───── Entries shown

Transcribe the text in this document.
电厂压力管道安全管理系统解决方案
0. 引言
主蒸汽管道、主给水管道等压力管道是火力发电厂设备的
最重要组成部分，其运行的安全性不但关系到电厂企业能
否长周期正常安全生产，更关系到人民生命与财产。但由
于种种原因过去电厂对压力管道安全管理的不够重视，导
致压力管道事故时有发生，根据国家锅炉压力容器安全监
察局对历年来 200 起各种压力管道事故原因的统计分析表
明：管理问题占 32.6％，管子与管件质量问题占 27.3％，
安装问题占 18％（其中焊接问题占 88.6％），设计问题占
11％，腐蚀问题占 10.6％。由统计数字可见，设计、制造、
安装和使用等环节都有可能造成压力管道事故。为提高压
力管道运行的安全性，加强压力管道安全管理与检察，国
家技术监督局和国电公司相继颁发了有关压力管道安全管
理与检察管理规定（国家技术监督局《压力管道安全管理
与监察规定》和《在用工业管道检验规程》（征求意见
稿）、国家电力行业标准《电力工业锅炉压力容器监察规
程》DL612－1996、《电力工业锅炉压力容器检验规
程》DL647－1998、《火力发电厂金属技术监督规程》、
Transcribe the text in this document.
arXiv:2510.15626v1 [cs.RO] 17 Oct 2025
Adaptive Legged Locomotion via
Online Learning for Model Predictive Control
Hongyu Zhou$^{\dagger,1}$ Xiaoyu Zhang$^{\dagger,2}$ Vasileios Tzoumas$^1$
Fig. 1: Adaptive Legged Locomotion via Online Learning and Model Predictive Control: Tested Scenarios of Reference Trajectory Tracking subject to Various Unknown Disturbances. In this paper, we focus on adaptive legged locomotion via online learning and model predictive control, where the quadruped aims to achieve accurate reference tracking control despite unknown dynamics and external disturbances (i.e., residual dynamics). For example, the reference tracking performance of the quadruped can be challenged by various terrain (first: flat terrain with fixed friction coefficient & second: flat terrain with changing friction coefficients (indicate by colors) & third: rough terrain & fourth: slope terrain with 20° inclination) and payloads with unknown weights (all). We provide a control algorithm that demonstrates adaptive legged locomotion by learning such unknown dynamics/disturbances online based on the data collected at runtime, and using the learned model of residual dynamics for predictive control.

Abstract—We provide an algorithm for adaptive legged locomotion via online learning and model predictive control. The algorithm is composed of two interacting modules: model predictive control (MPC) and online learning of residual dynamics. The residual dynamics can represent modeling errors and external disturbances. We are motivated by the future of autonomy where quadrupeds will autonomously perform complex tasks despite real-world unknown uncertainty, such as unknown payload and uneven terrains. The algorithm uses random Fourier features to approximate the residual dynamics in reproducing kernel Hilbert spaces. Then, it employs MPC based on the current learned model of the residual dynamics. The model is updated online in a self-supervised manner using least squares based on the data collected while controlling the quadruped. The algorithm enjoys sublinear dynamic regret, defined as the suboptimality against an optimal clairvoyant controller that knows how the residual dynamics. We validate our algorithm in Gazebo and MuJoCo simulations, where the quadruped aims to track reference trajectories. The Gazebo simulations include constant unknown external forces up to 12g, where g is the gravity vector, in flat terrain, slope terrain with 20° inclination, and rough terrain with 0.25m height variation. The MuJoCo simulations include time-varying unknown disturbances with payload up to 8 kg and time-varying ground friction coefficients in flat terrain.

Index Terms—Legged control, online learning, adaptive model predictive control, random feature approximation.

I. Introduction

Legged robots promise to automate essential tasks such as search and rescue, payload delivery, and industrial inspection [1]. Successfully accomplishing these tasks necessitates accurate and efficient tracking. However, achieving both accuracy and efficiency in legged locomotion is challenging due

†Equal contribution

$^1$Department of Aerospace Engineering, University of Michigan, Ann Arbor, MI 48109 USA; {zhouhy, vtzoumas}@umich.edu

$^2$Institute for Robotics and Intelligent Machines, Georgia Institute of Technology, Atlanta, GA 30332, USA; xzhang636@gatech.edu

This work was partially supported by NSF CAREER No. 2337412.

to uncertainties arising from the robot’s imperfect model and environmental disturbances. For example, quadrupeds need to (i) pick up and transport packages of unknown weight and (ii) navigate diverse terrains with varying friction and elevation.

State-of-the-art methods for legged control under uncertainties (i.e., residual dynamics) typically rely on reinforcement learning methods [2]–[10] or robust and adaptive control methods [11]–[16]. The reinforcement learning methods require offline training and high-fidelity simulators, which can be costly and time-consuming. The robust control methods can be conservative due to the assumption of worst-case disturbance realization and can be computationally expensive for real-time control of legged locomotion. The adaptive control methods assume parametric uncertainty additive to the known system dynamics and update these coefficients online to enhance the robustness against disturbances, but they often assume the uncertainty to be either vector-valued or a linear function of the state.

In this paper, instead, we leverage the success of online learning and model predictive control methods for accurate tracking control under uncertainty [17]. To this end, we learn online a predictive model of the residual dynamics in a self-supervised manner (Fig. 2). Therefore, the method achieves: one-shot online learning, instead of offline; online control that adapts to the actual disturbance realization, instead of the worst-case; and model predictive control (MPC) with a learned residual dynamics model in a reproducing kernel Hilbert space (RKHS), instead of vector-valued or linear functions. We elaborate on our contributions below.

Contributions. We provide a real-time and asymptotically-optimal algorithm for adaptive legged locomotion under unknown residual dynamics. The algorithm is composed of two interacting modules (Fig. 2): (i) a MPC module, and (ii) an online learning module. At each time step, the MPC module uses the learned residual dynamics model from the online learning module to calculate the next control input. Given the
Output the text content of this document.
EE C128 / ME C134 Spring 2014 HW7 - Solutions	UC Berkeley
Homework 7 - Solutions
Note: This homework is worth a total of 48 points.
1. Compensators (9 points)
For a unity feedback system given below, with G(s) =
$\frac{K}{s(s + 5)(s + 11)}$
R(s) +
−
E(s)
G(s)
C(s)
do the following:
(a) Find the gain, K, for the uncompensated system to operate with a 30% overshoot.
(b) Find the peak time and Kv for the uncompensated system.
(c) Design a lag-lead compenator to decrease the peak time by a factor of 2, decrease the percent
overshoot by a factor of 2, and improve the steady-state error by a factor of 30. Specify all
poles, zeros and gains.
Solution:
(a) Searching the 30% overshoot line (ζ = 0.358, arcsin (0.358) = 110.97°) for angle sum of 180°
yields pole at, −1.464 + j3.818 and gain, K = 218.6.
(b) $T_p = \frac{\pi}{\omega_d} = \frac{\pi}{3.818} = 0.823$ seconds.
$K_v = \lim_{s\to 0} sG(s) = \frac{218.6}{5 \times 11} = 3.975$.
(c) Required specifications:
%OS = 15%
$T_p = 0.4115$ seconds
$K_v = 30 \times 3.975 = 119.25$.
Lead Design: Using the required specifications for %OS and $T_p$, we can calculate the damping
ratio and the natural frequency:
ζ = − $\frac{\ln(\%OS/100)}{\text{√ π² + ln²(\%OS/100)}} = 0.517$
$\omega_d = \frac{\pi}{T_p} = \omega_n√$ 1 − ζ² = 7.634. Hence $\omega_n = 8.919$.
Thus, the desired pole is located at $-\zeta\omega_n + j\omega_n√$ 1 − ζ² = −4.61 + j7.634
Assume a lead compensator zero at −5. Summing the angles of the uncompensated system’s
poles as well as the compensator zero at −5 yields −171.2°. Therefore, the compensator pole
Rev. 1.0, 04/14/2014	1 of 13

──────────

» **Task instructions**:
Reproduce the complete set of lines precisely as supplied.

» **Worked solution**:
Transcribe the text in this document.
电厂压力管道安全管理系统解决方案
0. 引言
主蒸汽管道、主给水管道等压力管道是火力发电厂设备的
最重要组成部分，其运行的安全性不但关系到电厂企业能
否长周期正常安全生产，更关系到人民生命与财产。但由
于种种原因过去电厂对压力管道安全管理的不够重视，导
致压力管道事故时有发生，根据国家锅炉压力容器安全监
察局对历年来 200 起各种压力管道事故原因的统计分析表
明：管理问题占 32.6％，管子与管件质量问题占 27.3％，
安装问题占 18％（其中焊接问题占 88.6％），设计问题占
11％，腐蚀问题占 10.6％。由统计数字可见，设计、制造、
安装和使用等环节都有可能造成压力管道事故。为提高压
力管道运行的安全性，加强压力管道安全管理与检察，国
家技术监督局和国电公司相继颁发了有关压力管道安全管
理与检察管理规定（国家技术监督局《压力管道安全管理
与监察规定》和《在用工业管道检验规程》（征求意见
稿）、国家电力行业标准《电力工业锅炉压力容器监察规
程》DL612－1996、《电力工业锅炉压力容器检验规
程》DL647－1998、《火力发电厂金属技术监督规程》、
Transcribe the text in this document.
arXiv:2510.15626v1 [cs.RO] 17 Oct 2025
Adaptive Legged Locomotion via
Online Learning for Model Predictive Control
Hongyu Zhou$^{\dagger,1}$ Xiaoyu Zhang$^{\dagger,2}$ Vasileios Tzoumas$^1$
Fig. 1: Adaptive Legged Locomotion via Online Learning and Model Predictive Control: Tested Scenarios of Reference Trajectory Tracking subject to Various Unknown Disturbances. In this paper, we focus on adaptive legged locomotion via online learning and model predictive control, where the quadruped aims to achieve accurate reference tracking control despite unknown dynamics and external disturbances (i.e., residual dynamics). For example, the reference tracking performance of the quadruped can be challenged by various terrain (first: flat terrain with fixed friction coefficient & second: flat terrain with changing friction coefficients (indicate by colors) & third: rough terrain & fourth: slope terrain with 20° inclination) and payloads with unknown weights (all). We provide a control algorithm that demonstrates adaptive legged locomotion by learning such unknown dynamics/disturbances online based on the data collected at runtime, and using the learned model of residual dynamics for predictive control.

Abstract—We provide an algorithm for adaptive legged locomotion via online learning and model predictive control. The algorithm is composed of two interacting modules: model predictive control (MPC) and online learning of residual dynamics. The residual dynamics can represent modeling errors and external disturbances. We are motivated by the future of autonomy where quadrupeds will autonomously perform complex tasks despite real-world unknown uncertainty, such as unknown payload and uneven terrains. The algorithm uses random Fourier features to approximate the residual dynamics in reproducing kernel Hilbert spaces. Then, it employs MPC based on the current learned model of the residual dynamics. The model is updated online in a self-supervised manner using least squares based on the data collected while controlling the quadruped. The algorithm enjoys sublinear dynamic regret, defined as the suboptimality against an optimal clairvoyant controller that knows how the residual dynamics. We validate our algorithm in Gazebo and MuJoCo simulations, where the quadruped aims to track reference trajectories. The Gazebo simulations include constant unknown external forces up to 12g, where g is the gravity vector, in flat terrain, slope terrain with 20° inclination, and rough terrain with 0.25m height variation. The MuJoCo simulations include time-varying unknown disturbances with payload up to 8 kg and time-varying ground friction coefficients in flat terrain.

Index Terms—Legged control, online learning, adaptive model predictive control, random feature approximation.

I. Introduction

Legged robots promise to automate essential tasks such as search and rescue, payload delivery, and industrial inspection [1]. Successfully accomplishing these tasks necessitates accurate and efficient tracking. However, achieving both accuracy and efficiency in legged locomotion is challenging due

†Equal contribution

$^1$Department of Aerospace Engineering, University of Michigan, Ann Arbor, MI 48109 USA; {zhouhy, vtzoumas}@umich.edu

$^2$Institute for Robotics and Intelligent Machines, Georgia Institute of Technology, Atlanta, GA 30332, USA; xzhang636@gatech.edu

This work was partially supported by NSF CAREER No. 2337412.

to uncertainties arising from the robot’s imperfect model and environmental disturbances. For example, quadrupeds need to (i) pick up and transport packages of unknown weight and (ii) navigate diverse terrains with varying friction and elevation.

State-of-the-art methods for legged control under uncertainties (i.e., residual dynamics) typically rely on reinforcement learning methods [2]–[10] or robust and adaptive control methods [11]–[16]. The reinforcement learning methods require offline training and high-fidelity simulators, which can be costly and time-consuming. The robust control methods can be conservative due to the assumption of worst-case disturbance realization and can be computationally expensive for real-time control of legged locomotion. The adaptive control methods assume parametric uncertainty additive to the known system dynamics and update these coefficients online to enhance the robustness against disturbances, but they often assume the uncertainty to be either vector-valued or a linear function of the state.

In this paper, instead, we leverage the success of online learning and model predictive control methods for accurate tracking control under uncertainty [17]. To this end, we learn online a predictive model of the residual dynamics in a self-supervised manner (Fig. 2). Therefore, the method achieves: one-shot online learning, instead of offline; online control that adapts to the actual disturbance realization, instead of the worst-case; and model predictive control (MPC) with a learned residual dynamics model in a reproducing kernel Hilbert space (RKHS), instead of vector-valued or linear functions. We elaborate on our contributions below.

Contributions. We provide a real-time and asymptotically-optimal algorithm for adaptive legged locomotion under unknown residual dynamics. The algorithm is composed of two interacting modules (Fig. 2): (i) a MPC module, and (ii) an online learning module. At each time step, the MPC module uses the learned residual dynamics model from the online learning module to calculate the next control input. Given the
Output the text content of this document.
EE C128 / ME C134 Spring 2014 HW7 - Solutions	UC Berkeley
Homework 7 - Solutions
Note: This homework is worth a total of 48 points.
1. Compensators (9 points)
For a unity feedback system given below, with G(s) =
$\frac{K}{s(s + 5)(s + 11)}$
R(s) +
−
E(s)
G(s)
C(s)
do the following:
(a) Find the gain, K, for the uncompensated system to operate with a 30% overshoot.
(b) Find the peak time and Kv for the uncompensated system.
(c) Design a lag-lead compenator to decrease the peak time by a factor of 2, decrease the percent
overshoot by a factor of 2, and improve the steady-state error by a factor of 30. Specify all
poles, zeros and gains.
Solution:
(a) Searching the 30% overshoot line (ζ = 0.358, arcsin (0.358) = 110.97°) for angle sum of 180°
yields pole at, −1.464 + j3.818 and gain, K = 218.6.
(b) $T_p = \frac{\pi}{\omega_d} = \frac{\pi}{3.818} = 0.823$ seconds.
$K_v = \lim_{s\to 0} sG(s) = \frac{218.6}{5 \times 11} = 3.975$.
(c) Required specifications:
%OS = 15%
$T_p = 0.4115$ seconds
$K_v = 30 \times 3.975 = 119.25$.
Lead Design: Using the required specifications for %OS and $T_p$, we can calculate the damping
ratio and the natural frequency:
ζ = − $\frac{\ln(\%OS/100)}{\text{√ π² + ln²(\%OS/100)}} = 0.517$
$\omega_d = \frac{\pi}{T_p} = \omega_n√$ 1 − ζ² = 7.634. Hence $\omega_n = 8.919$.
Thus, the desired pole is located at $-\zeta\omega_n + j\omega_n√$ 1 − ζ² = −4.61 + j7.634
Assume a lead compensator zero at −5. Summing the angles of the uncompensated system’s
poles as well as the compensator zero at −5 yields −171.2°. Therefore, the compensator pole
Rev. 1.0, 04/14/2014	1 of 13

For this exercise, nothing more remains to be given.